=== Required work ===
Reproduce all the entries exactly.

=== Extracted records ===
%%

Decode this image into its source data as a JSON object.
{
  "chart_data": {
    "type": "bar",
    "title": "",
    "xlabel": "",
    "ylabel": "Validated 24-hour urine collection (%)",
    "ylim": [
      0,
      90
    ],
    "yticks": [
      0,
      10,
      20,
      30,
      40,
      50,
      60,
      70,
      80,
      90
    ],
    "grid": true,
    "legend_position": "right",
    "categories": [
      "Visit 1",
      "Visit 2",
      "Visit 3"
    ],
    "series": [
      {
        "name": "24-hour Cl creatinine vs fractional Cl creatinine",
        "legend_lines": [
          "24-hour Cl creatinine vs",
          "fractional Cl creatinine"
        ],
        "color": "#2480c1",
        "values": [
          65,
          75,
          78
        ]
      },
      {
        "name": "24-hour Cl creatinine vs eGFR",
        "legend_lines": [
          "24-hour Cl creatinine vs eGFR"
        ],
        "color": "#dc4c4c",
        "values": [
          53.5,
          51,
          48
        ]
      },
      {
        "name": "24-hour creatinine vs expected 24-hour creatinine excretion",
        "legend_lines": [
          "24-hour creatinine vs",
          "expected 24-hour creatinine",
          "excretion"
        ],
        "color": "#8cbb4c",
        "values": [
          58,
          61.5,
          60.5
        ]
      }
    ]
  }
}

%%

=== Result ===
Decode this image into its source data as a JSON object.
{
  "chart_data": {
    "type": "bar",
    "title": "",
    "xlabel": "",
    "ylabel": "Validated 24-hour urine collection (%)",
    "ylim": [
      0,
      90
    ],
    "yticks": [
      0,
      10,
      20,
      30,
      40,
      50,
      60,
      70,
      80,
      90
    ],
    "grid": true,
    "legend_position": "right",
    "categories": [
      "Visit 1",
      "Visit 2",
      "Visit 3"
    ],
    "series": [
      {
        "name": "24-hour Cl creatinine vs fractional Cl creatinine",
        "legend_lines": [
          "24-hour Cl creatinine vs",
          "fractional Cl creatinine"
        ],
        "color": "#2480c1",
        "values": [
          65,
          75,
          78
        ]
      },
      {
        "name": "24-hour Cl creatinine vs eGFR",
        "legend_lines": [
          "24-hour Cl creatinine vs eGFR"
        ],
        "color": "#dc4c4c",
        "values": [
          53.5,
          51,
          48
        ]
      },
      {
        "name": "24-hour creatinine vs expected 24-hour creatinine excretion",
        "legend_lines": [
          "24-hour creatinine vs",
          "expected 24-hour creatinine",
          "excretion"
        ],
        "color": "#8cbb4c",
        "values": [
          58,
          61.5,
          60.5
        ]
      }
    ]
  }
}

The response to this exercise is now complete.